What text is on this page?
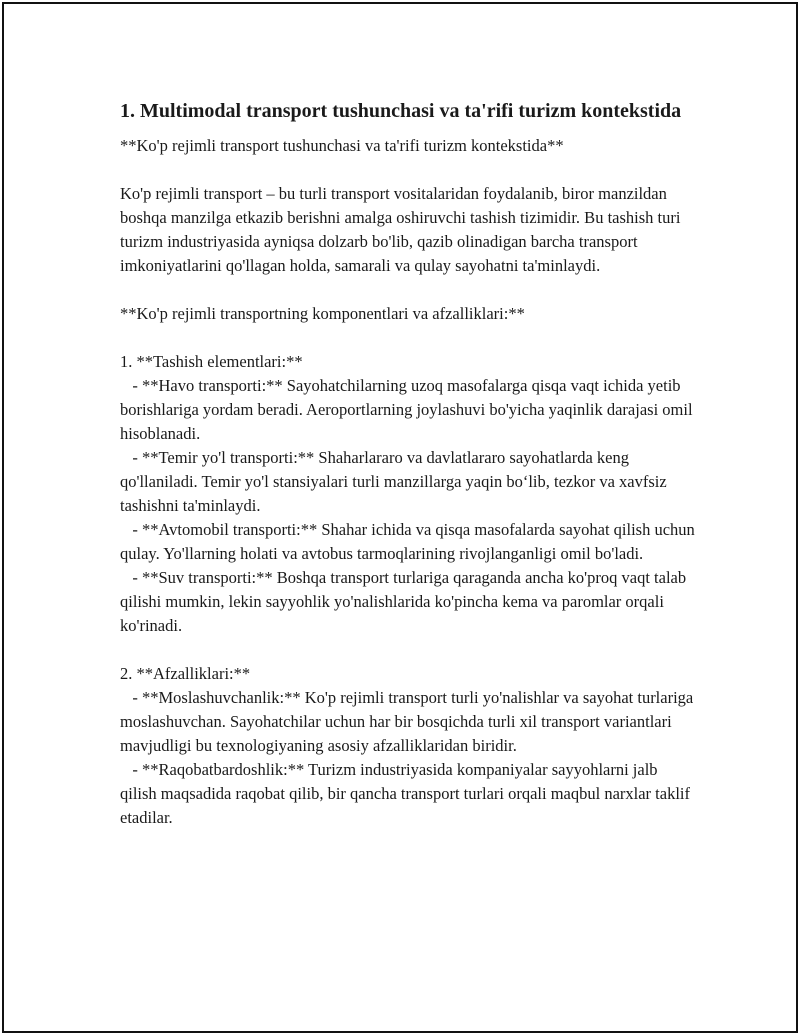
1. Multimodal transport tushunchasi va ta'rifi turizm kontekstida

**Ko'p rejimli transport tushunchasi va ta'rifi turizm kontekstida**

Ko'p rejimli transport – bu turli transport vositalaridan foydalanib, biror manzildan boshqa manzilga etkazib berishni amalga oshiruvchi tashish tizimidir. Bu tashish turi turizm industriyasida ayniqsa dolzarb bo'lib, qazib olinadigan barcha transport imkoniyatlarini qo'llagan holda, samarali va qulay sayohatni ta'minlaydi.

**Ko'p rejimli transportning komponentlari va afzalliklari:**

1. **Tashish elementlari:**

- **Havo transporti:** Sayohatchilarning uzoq masofalarga qisqa vaqt ichida yetib borishlariga yordam beradi. Aeroportlarning joylashuvi bo'yicha yaqinlik darajasi omil hisoblanadi.

- **Temir yo'l transporti:** Shaharlararo va davlatlararo sayohatlarda keng qo'llaniladi. Temir yo'l stansiyalari turli manzillarga yaqin bo‘lib, tezkor va xavfsiz tashishni ta'minlaydi.

- **Avtomobil transporti:** Shahar ichida va qisqa masofalarda sayohat qilish uchun qulay. Yo'llarning holati va avtobus tarmoqlarining rivojlanganligi omil bo'ladi.

- **Suv transporti:** Boshqa transport turlariga qaraganda ancha ko'proq vaqt talab qilishi mumkin, lekin sayyohlik yo'nalishlarida ko'pincha kema va paromlar orqali ko'rinadi.

2. **Afzalliklari:**

- **Moslashuvchanlik:** Ko'p rejimli transport turli yo'nalishlar va sayohat turlariga moslashuvchan. Sayohatchilar uchun har bir bosqichda turli xil transport variantlari mavjudligi bu texnologiyaning asosiy afzalliklaridan biridir.

- **Raqobatbardoshlik:** Turizm industriyasida kompaniyalar sayyohlarni jalb qilish maqsadida raqobat qilib, bir qancha transport turlari orqali maqbul narxlar taklif etadilar.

# # # # # # #

GIVEN EXERCISE: Search the data for "turli". Copy every line that has it.

SOLUTION TO THIS PROBLEM:
Ko'p rejimli transport – bu turli transport vositalaridan foydalanib, biror manzildan boshqa manzilga etkazib berishni amalga oshiruvchi tashish tizimidir. Bu tashish turi turizm industriyasida ayniqsa dolzarb bo'lib, qazib olinadigan barcha transport imkoniyatlarini qo'llagan holda, samarali va qulay sayohatni ta'minlaydi.
- **Temir yo'l transporti:** Shaharlararo va davlatlararo sayohatlarda keng qo'llaniladi. Temir yo'l stansiyalari turli manzillarga yaqin bo‘lib, tezkor va xavfsiz tashishni ta'minlaydi.
- **Moslashuvchanlik:** Ko'p rejimli transport turli yo'nalishlar va sayohat turlariga moslashuvchan. Sayohatchilar uchun har bir bosqichda turli xil transport variantlari mavjudligi bu texnologiyaning asosiy afzalliklaridan biridir.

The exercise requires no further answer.